═════ Records for processing ═════

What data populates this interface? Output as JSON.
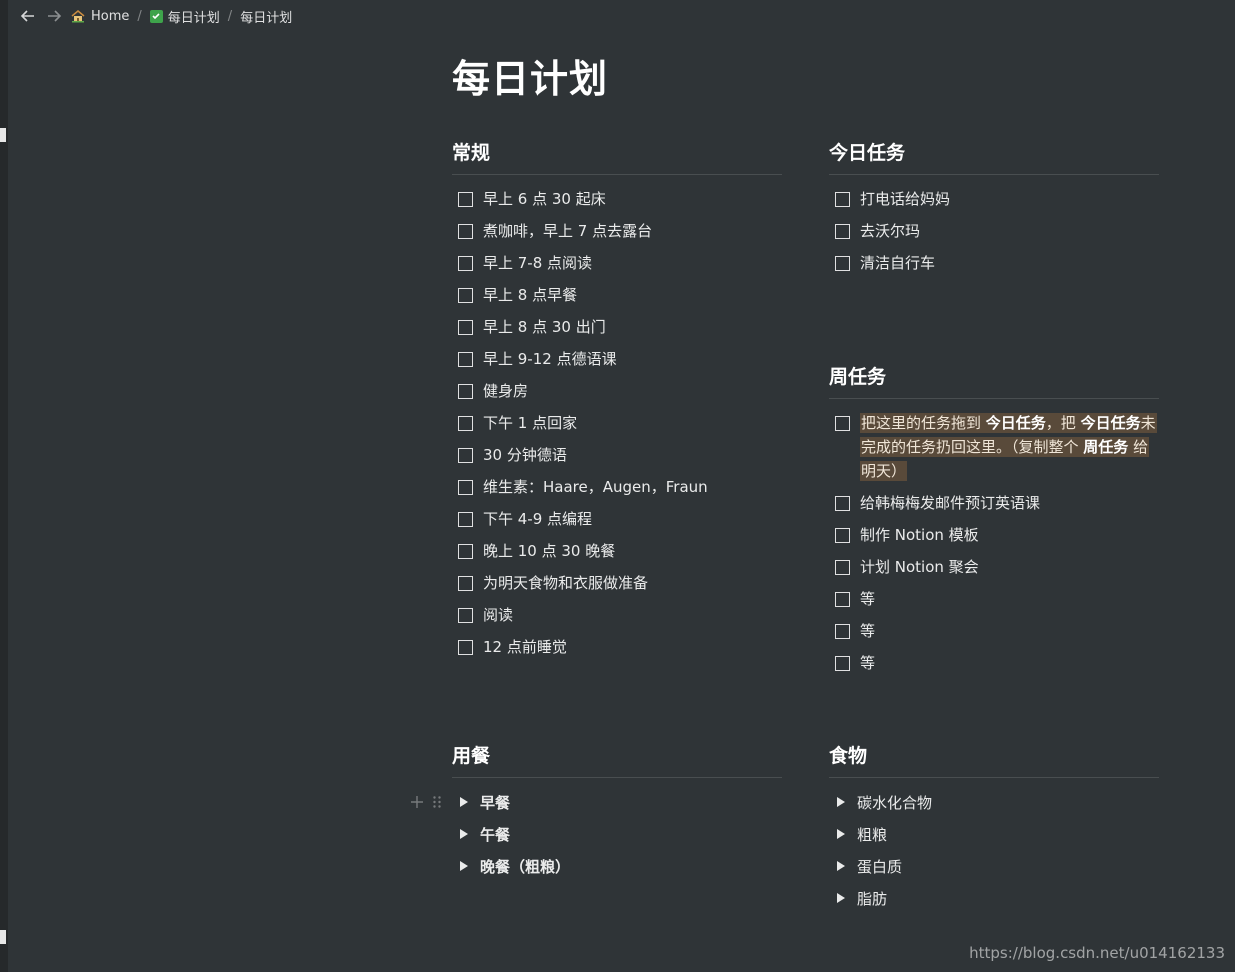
{
  "breadcrumb": {
    "home": "Home",
    "parent": "每日计划",
    "current": "每日计划"
  },
  "page": {
    "title": "每日计划"
  },
  "sections": {
    "routine": {
      "heading": "常规",
      "items": [
        "早上 6 点 30 起床",
        "煮咖啡，早上 7 点去露台",
        "早上 7-8 点阅读",
        "早上 8 点早餐",
        "早上 8 点 30 出门",
        "早上 9-12 点德语课",
        "健身房",
        "下午 1 点回家",
        "30 分钟德语",
        "维生素：Haare，Augen，Fraun",
        "下午 4-9 点编程",
        "晚上 10 点 30 晚餐",
        "为明天食物和衣服做准备",
        "阅读",
        "12 点前睡觉"
      ]
    },
    "today": {
      "heading": "今日任务",
      "items": [
        "打电话给妈妈",
        "去沃尔玛",
        "清洁自行车"
      ]
    },
    "weekly": {
      "heading": "周任务",
      "highlight": {
        "p1": "把这里的任务拖到 ",
        "b1": "今日任务",
        "p2": "，把 ",
        "b2": "今日任务",
        "p3": "未完成的任务扔回这里。（复制整个 ",
        "b3": "周任务",
        "p4": " 给明天）"
      },
      "items": [
        "给韩梅梅发邮件预订英语课",
        "制作 Notion 模板",
        "计划 Notion 聚会",
        "等",
        "等",
        "等"
      ]
    },
    "meals": {
      "heading": "用餐",
      "items": [
        "早餐",
        "午餐",
        "晚餐（粗粮）"
      ]
    },
    "food": {
      "heading": "食物",
      "items": [
        "碳水化合物",
        "粗粮",
        "蛋白质",
        "脂肪"
      ]
    }
  },
  "watermark": "https://blog.csdn.net/u014162133",
  "colors": {
    "background": "#2f3437",
    "highlight_bg": "#594a3a",
    "check_badge": "#3ea34b"
  }
}
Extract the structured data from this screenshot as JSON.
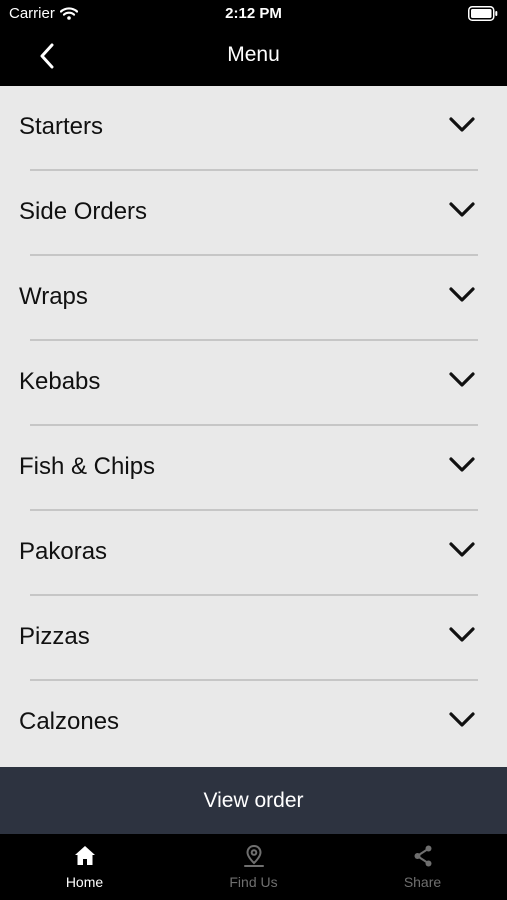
{
  "status_bar": {
    "carrier": "Carrier",
    "time": "2:12 PM"
  },
  "header": {
    "title": "Menu"
  },
  "menu": {
    "items": [
      {
        "label": "Starters"
      },
      {
        "label": "Side Orders"
      },
      {
        "label": "Wraps"
      },
      {
        "label": "Kebabs"
      },
      {
        "label": "Fish & Chips"
      },
      {
        "label": "Pakoras"
      },
      {
        "label": "Pizzas"
      },
      {
        "label": "Calzones"
      }
    ]
  },
  "view_order": {
    "label": "View order"
  },
  "tabs": [
    {
      "label": "Home",
      "icon": "home-icon",
      "active": true
    },
    {
      "label": "Find Us",
      "icon": "location-pin-icon",
      "active": false
    },
    {
      "label": "Share",
      "icon": "share-icon",
      "active": false
    }
  ],
  "colors": {
    "header_bg": "#000000",
    "list_bg": "#e9e9e9",
    "view_order_bg": "#2d3340",
    "tab_inactive": "#6f6f6f"
  }
}
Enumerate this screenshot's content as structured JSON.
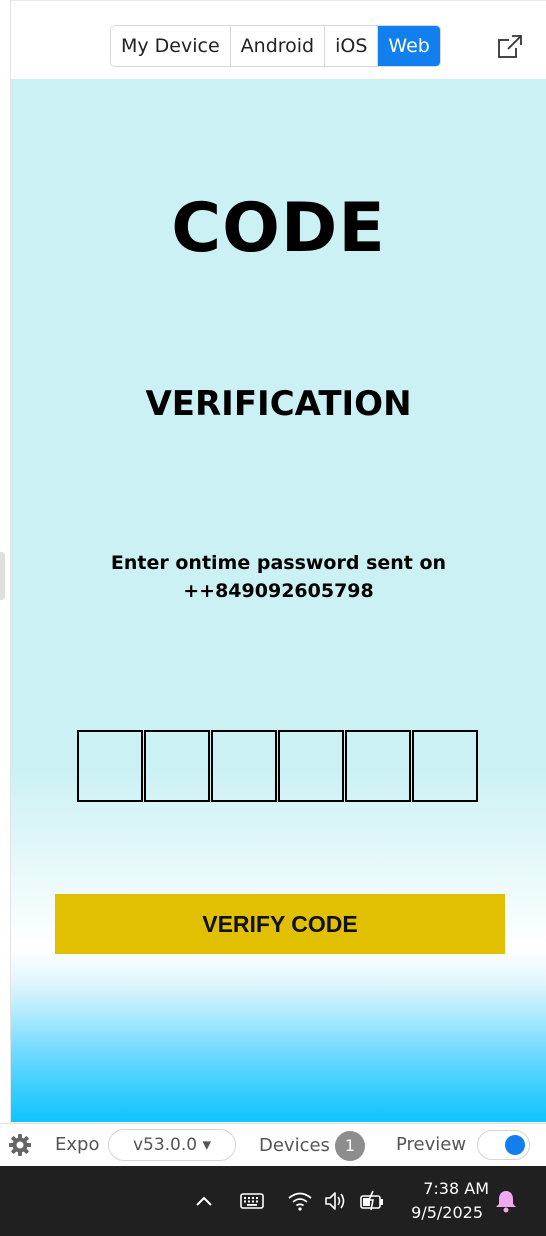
{
  "topbar": {
    "tabs": [
      {
        "label": "My Device",
        "active": false
      },
      {
        "label": "Android",
        "active": false
      },
      {
        "label": "iOS",
        "active": false
      },
      {
        "label": "Web",
        "active": true
      }
    ],
    "external_link_icon": "external-link-icon"
  },
  "app": {
    "title": "CODE",
    "subtitle": "VERIFICATION",
    "instruction_line1": "Enter ontime password sent on",
    "instruction_line2": "++849092605798",
    "otp_box_count": 6,
    "verify_label": "VERIFY CODE",
    "colors": {
      "background": "#cbf1f4",
      "button": "#e0c000",
      "gradient_bottom": "#0ec4ff"
    }
  },
  "expo_bar": {
    "settings_icon": "gear-icon",
    "expo_label": "Expo",
    "version": "v53.0.0 ▾",
    "devices_label": "Devices",
    "devices_count": "1",
    "preview_label": "Preview",
    "preview_enabled": true,
    "accent": "#1180ee"
  },
  "taskbar": {
    "icons": [
      "chevron-up-icon",
      "keyboard-icon",
      "wifi-icon",
      "volume-icon",
      "battery-icon",
      "notification-bell-icon"
    ],
    "time": "7:38 AM",
    "date": "9/5/2025"
  }
}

═════

• Job
Extract the text of all the records above verbatim, excluding pictures.

• Full response
What data populates this interface? Output as JSON.
{
  "breadcrumb": {
    "home": "Home",
    "parent": "每日计划",
    "current": "每日计划"
  },
  "page": {
    "title": "每日计划"
  },
  "sections": {
    "routine": {
      "heading": "常规",
      "items": [
        "早上 6 点 30 起床",
        "煮咖啡，早上 7 点去露台",
        "早上 7-8 点阅读",
        "早上 8 点早餐",
        "早上 8 点 30 出门",
        "早上 9-12 点德语课",
        "健身房",
        "下午 1 点回家",
        "30 分钟德语",
        "维生素：Haare，Augen，Fraun",
        "下午 4-9 点编程",
        "晚上 10 点 30 晚餐",
        "为明天食物和衣服做准备",
        "阅读",
        "12 点前睡觉"
      ]
    },
    "today": {
      "heading": "今日任务",
      "items": [
        "打电话给妈妈",
        "去沃尔玛",
        "清洁自行车"
      ]
    },
    "weekly": {
      "heading": "周任务",
      "highlight": {
        "p1": "把这里的任务拖到 ",
        "b1": "今日任务",
        "p2": "，把 ",
        "b2": "今日任务",
        "p3": "未完成的任务扔回这里。（复制整个 ",
        "b3": "周任务",
        "p4": " 给明天）"
      },
      "items": [
        "给韩梅梅发邮件预订英语课",
        "制作 Notion 模板",
        "计划 Notion 聚会",
        "等",
        "等",
        "等"
      ]
    },
    "meals": {
      "heading": "用餐",
      "items": [
        "早餐",
        "午餐",
        "晚餐（粗粮）"
      ]
    },
    "food": {
      "heading": "食物",
      "items": [
        "碳水化合物",
        "粗粮",
        "蛋白质",
        "脂肪"
      ]
    }
  },
  "watermark": "https://blog.csdn.net/u014162133",
  "colors": {
    "background": "#2f3437",
    "highlight_bg": "#594a3a",
    "check_badge": "#3ea34b"
  }
}
Extract the structured data from this screenshot as JSON.
{
  "status_bar": {
    "carrier": "Carrier",
    "time": "2:12 PM"
  },
  "header": {
    "title": "Menu"
  },
  "menu": {
    "items": [
      {
        "label": "Starters"
      },
      {
        "label": "Side Orders"
      },
      {
        "label": "Wraps"
      },
      {
        "label": "Kebabs"
      },
      {
        "label": "Fish & Chips"
      },
      {
        "label": "Pakoras"
      },
      {
        "label": "Pizzas"
      },
      {
        "label": "Calzones"
      }
    ]
  },
  "view_order": {
    "label": "View order"
  },
  "tabs": [
    {
      "label": "Home",
      "icon": "home-icon",
      "active": true
    },
    {
      "label": "Find Us",
      "icon": "location-pin-icon",
      "active": false
    },
    {
      "label": "Share",
      "icon": "share-icon",
      "active": false
    }
  ],
  "colors": {
    "header_bg": "#000000",
    "list_bg": "#e9e9e9",
    "view_order_bg": "#2d3340",
    "tab_inactive": "#6f6f6f"
  }
}
Enumerate this screenshot's content as structured JSON.
{
  "topbar": {
    "tabs": [
      {
        "label": "My Device",
        "active": false
      },
      {
        "label": "Android",
        "active": false
      },
      {
        "label": "iOS",
        "active": false
      },
      {
        "label": "Web",
        "active": true
      }
    ],
    "external_link_icon": "external-link-icon"
  },
  "app": {
    "title": "CODE",
    "subtitle": "VERIFICATION",
    "instruction_line1": "Enter ontime password sent on",
    "instruction_line2": "++849092605798",
    "otp_box_count": 6,
    "verify_label": "VERIFY CODE",
    "colors": {
      "background": "#cbf1f4",
      "button": "#e0c000",
      "gradient_bottom": "#0ec4ff"
    }
  },
  "expo_bar": {
    "settings_icon": "gear-icon",
    "expo_label": "Expo",
    "version": "v53.0.0 ▾",
    "devices_label": "Devices",
    "devices_count": "1",
    "preview_label": "Preview",
    "preview_enabled": true,
    "accent": "#1180ee"
  },
  "taskbar": {
    "icons": [
      "chevron-up-icon",
      "keyboard-icon",
      "wifi-icon",
      "volume-icon",
      "battery-icon",
      "notification-bell-icon"
    ],
    "time": "7:38 AM",
    "date": "9/5/2025"
  }
}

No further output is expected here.